> Your objective
Copy each line containing the word "Turgescenz" from the records that follow, please.

> Records from a data source
============================================================

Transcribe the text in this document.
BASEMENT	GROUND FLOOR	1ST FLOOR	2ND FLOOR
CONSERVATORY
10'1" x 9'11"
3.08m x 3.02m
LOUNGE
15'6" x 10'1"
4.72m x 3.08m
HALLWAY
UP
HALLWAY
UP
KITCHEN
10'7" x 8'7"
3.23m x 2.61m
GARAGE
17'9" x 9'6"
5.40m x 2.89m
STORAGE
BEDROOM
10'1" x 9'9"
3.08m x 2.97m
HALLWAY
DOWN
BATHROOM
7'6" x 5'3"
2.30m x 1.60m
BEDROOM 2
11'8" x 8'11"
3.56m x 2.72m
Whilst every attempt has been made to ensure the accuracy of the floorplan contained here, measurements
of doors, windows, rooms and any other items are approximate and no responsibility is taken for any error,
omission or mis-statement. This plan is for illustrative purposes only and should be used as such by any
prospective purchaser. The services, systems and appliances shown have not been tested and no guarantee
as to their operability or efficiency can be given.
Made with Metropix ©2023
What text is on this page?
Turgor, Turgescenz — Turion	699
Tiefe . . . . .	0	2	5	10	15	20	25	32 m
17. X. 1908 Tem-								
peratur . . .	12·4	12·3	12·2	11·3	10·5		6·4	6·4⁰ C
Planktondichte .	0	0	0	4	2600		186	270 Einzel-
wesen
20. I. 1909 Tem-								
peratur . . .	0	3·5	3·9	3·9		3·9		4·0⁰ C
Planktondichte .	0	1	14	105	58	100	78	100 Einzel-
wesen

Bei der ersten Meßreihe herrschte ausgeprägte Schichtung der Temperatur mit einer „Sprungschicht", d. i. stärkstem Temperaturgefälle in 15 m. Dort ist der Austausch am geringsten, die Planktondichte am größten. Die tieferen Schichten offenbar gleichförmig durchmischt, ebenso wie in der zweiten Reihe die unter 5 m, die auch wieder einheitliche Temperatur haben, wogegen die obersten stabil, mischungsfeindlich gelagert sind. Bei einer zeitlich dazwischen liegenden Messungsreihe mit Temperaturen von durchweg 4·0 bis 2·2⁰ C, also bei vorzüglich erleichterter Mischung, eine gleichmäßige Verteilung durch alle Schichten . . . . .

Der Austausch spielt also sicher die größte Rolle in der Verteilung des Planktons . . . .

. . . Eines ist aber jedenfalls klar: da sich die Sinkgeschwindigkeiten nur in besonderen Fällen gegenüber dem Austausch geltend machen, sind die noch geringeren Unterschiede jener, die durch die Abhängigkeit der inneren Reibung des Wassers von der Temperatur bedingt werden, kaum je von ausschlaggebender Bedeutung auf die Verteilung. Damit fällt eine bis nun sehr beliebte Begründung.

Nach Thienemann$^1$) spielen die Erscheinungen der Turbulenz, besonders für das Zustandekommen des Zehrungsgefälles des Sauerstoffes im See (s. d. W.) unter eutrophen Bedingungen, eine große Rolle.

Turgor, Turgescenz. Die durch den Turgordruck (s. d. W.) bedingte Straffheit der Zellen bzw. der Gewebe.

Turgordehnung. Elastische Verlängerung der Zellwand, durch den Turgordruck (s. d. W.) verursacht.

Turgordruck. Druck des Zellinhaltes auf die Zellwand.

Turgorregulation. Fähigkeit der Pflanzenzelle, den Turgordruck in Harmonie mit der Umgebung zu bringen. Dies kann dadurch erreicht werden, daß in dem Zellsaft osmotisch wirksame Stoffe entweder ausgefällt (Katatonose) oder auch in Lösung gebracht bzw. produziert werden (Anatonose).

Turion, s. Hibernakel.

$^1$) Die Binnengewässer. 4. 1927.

============================================================

> Result of this exercise
Turgor, Turgescenz — Turion	699
Turgor, Turgescenz. Die durch den Turgordruck (s. d. W.) bedingte Straffheit der Zellen bzw. der Gewebe.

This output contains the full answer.